Instructions
#1 Write out the part of the LLVM commit notice from "Branch: refs/heads/main" to "24 May 2021)".
#2 Continue the LLVM commit notice from the point where it stops.

Supplied passage
:::

[all-commits] [llvm/llvm-project] 243e58: [CostModel][X86] Improve accuracy of vXi64 MUL cos...

Mon May 24 01:48:56 PDT 2021

  Branch: refs/heads/main
  Home:   https://github.com/llvm/llvm-project
  Commit: 243e58868176102484c3ff1a338342633ede7361
      https://github.com/llvm/llvm-project/commit/243e58868176102484c3ff1a338342633ede7361
  Author: Simon Pilgrim <llvm-dev at redking.me.uk>
  Date:   2021-05-24 (Mon, 24 May 2021)

:::

Raw data
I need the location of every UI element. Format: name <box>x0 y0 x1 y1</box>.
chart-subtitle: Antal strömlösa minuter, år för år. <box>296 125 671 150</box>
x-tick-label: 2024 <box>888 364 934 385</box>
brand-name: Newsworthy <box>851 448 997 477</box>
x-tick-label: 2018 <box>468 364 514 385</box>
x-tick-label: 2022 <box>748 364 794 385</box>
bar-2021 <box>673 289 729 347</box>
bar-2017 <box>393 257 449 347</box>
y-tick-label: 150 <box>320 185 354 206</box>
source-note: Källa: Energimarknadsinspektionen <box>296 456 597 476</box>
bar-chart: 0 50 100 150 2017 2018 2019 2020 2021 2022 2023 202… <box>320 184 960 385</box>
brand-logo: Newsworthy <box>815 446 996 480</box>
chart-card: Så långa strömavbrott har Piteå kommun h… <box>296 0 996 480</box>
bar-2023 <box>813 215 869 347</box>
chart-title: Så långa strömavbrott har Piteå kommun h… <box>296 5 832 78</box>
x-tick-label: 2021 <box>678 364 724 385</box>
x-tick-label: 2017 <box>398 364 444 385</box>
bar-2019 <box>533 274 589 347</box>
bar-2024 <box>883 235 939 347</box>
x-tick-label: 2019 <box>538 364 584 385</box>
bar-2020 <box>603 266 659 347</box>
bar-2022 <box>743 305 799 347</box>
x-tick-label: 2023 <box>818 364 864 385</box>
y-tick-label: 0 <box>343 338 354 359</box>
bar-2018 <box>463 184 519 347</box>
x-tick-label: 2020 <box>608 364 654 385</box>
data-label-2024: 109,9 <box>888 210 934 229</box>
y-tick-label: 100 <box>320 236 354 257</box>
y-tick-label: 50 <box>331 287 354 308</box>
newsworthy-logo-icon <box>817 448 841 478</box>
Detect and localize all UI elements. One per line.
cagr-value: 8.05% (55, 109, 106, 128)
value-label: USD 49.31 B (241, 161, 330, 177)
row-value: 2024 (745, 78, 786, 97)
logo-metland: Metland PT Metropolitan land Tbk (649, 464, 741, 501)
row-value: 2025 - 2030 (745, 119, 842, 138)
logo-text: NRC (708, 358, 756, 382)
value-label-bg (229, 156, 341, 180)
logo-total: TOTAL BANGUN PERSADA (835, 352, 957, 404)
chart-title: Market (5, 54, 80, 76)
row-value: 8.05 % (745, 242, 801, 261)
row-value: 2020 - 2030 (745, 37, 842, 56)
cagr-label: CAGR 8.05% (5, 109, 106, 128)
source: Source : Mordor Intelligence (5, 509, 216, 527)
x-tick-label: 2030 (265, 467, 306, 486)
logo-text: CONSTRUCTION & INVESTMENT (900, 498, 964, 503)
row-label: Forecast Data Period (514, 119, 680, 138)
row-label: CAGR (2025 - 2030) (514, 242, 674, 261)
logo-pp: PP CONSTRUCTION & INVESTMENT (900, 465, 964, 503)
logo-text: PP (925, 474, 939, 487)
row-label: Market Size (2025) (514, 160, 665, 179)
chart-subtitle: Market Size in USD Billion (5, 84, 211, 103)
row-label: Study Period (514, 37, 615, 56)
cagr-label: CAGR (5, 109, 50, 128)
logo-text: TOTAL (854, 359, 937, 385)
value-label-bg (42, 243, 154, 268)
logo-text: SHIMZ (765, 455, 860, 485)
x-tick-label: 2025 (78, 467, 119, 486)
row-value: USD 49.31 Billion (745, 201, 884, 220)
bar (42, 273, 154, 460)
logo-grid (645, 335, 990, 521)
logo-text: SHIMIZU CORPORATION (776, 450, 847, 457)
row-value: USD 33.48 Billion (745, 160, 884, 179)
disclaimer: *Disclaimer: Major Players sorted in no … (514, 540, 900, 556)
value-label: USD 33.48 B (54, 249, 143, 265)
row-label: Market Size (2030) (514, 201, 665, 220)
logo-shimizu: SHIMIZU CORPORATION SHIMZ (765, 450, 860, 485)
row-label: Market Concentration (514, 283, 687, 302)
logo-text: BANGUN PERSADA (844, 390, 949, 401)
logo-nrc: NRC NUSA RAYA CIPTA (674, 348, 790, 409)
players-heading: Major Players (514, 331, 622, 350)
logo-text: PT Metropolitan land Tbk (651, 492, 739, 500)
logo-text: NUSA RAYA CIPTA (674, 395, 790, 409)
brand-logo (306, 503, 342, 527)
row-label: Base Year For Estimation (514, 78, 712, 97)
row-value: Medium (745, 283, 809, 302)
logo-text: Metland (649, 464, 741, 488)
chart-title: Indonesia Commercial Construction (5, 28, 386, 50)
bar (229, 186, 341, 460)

:::

Per-task outputs
#1
Branch: refs/heads/main
  Home:   https://github.com/llvm/llvm-project
  Commit: 243e58868176102484c3ff1a338342633ede7361
      https://github.com/llvm/llvm-project/commit/243e58868176102484c3ff1a338342633ede7361
  Author: Simon Pilgrim <llvm-dev at redking.me.uk>
  Date:   2021-05-24 (Mon, 24 May 2021)

#2
  Changed paths:
    M llvm/lib/Target/X86/X86TargetTransformInfo.cpp
    M llvm/test/Analysis/CostModel/X86/arith-fix.ll
    M llvm/test/Analysis/CostModel/X86/arith-overflow.ll
    M llvm/test/Analysis/CostModel/X86/arith.ll
    M llvm/test/Analysis/CostModel/X86/reduce-mul.ll
    M llvm/test/Analysis/CostModel/X86/rem.ll

  Log Message:
  -----------
  [CostModel][X86] Improve accuracy of vXi64 MUL costs on AVX2/AVX512 targets

By llvm-mca analysis, Haswell/Broadwell has the worst v4i64 recip-throughput cost of the AVX2 targets at 6 (vs the currently used cost of 8). Similarly SkylakeServer (our only AVX512 target model) implements PMULLQ with an average cost of 1.5 (rounded up to 2.0), and the PMULUDQ-sequence (without AVX512DQ) as a cost of 6.